» **WRITTEN INSTRUCTION**:
Copy out each line in the material below that has the word "title".

[Stored records]
————————
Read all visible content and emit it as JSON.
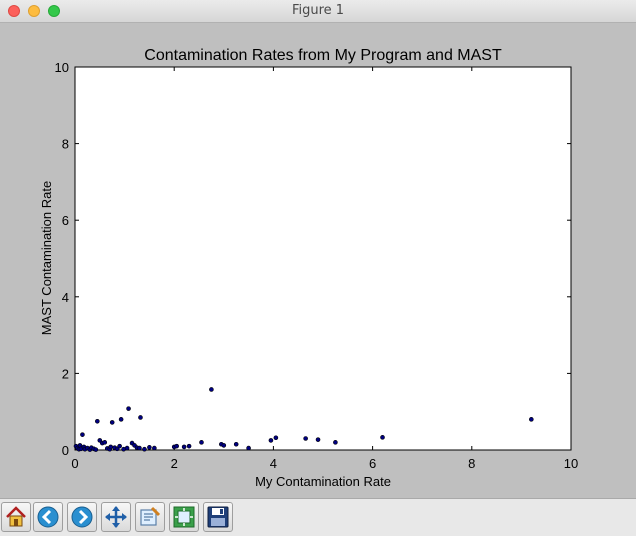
{
  "window": {
    "title": "Figure 1"
  },
  "chart_data": {
    "type": "scatter",
    "title": "Contamination Rates from My Program and MAST",
    "xlabel": "My Contamination Rate",
    "ylabel": "MAST Contamination Rate",
    "xlim": [
      0,
      10
    ],
    "ylim": [
      0,
      10
    ],
    "xticks": [
      0,
      2,
      4,
      6,
      8,
      10
    ],
    "yticks": [
      0,
      2,
      4,
      6,
      8,
      10
    ],
    "grid": false,
    "marker_color": "#000080",
    "points": [
      [
        0.02,
        0.1
      ],
      [
        0.05,
        0.05
      ],
      [
        0.08,
        0.02
      ],
      [
        0.1,
        0.12
      ],
      [
        0.12,
        0.03
      ],
      [
        0.15,
        0.4
      ],
      [
        0.18,
        0.08
      ],
      [
        0.2,
        0.02
      ],
      [
        0.25,
        0.05
      ],
      [
        0.3,
        0.01
      ],
      [
        0.33,
        0.06
      ],
      [
        0.38,
        0.03
      ],
      [
        0.42,
        0.01
      ],
      [
        0.45,
        0.75
      ],
      [
        0.5,
        0.25
      ],
      [
        0.55,
        0.18
      ],
      [
        0.6,
        0.2
      ],
      [
        0.65,
        0.04
      ],
      [
        0.7,
        0.02
      ],
      [
        0.72,
        0.08
      ],
      [
        0.75,
        0.72
      ],
      [
        0.8,
        0.06
      ],
      [
        0.85,
        0.03
      ],
      [
        0.9,
        0.1
      ],
      [
        0.93,
        0.8
      ],
      [
        0.98,
        0.02
      ],
      [
        1.05,
        0.05
      ],
      [
        1.08,
        1.08
      ],
      [
        1.15,
        0.18
      ],
      [
        1.2,
        0.12
      ],
      [
        1.25,
        0.06
      ],
      [
        1.3,
        0.05
      ],
      [
        1.32,
        0.85
      ],
      [
        1.4,
        0.02
      ],
      [
        1.5,
        0.07
      ],
      [
        1.6,
        0.05
      ],
      [
        2.0,
        0.08
      ],
      [
        2.05,
        0.1
      ],
      [
        2.2,
        0.08
      ],
      [
        2.3,
        0.1
      ],
      [
        2.55,
        0.2
      ],
      [
        2.75,
        1.58
      ],
      [
        2.95,
        0.15
      ],
      [
        3.0,
        0.12
      ],
      [
        3.25,
        0.15
      ],
      [
        3.5,
        0.05
      ],
      [
        3.95,
        0.25
      ],
      [
        4.05,
        0.32
      ],
      [
        4.65,
        0.3
      ],
      [
        4.9,
        0.27
      ],
      [
        5.25,
        0.2
      ],
      [
        6.2,
        0.33
      ],
      [
        9.2,
        0.8
      ]
    ]
  },
  "toolbar": {
    "buttons": [
      {
        "name": "home-icon"
      },
      {
        "name": "back-icon"
      },
      {
        "name": "forward-icon"
      },
      {
        "name": "pan-icon"
      },
      {
        "name": "zoom-rect-icon"
      },
      {
        "name": "subplots-icon"
      },
      {
        "name": "save-icon"
      }
    ]
  }
}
————————
» **THE COMPLETED TASK**:
    "title": "Figure 1"
    "title": "Contamination Rates from My Program and MAST",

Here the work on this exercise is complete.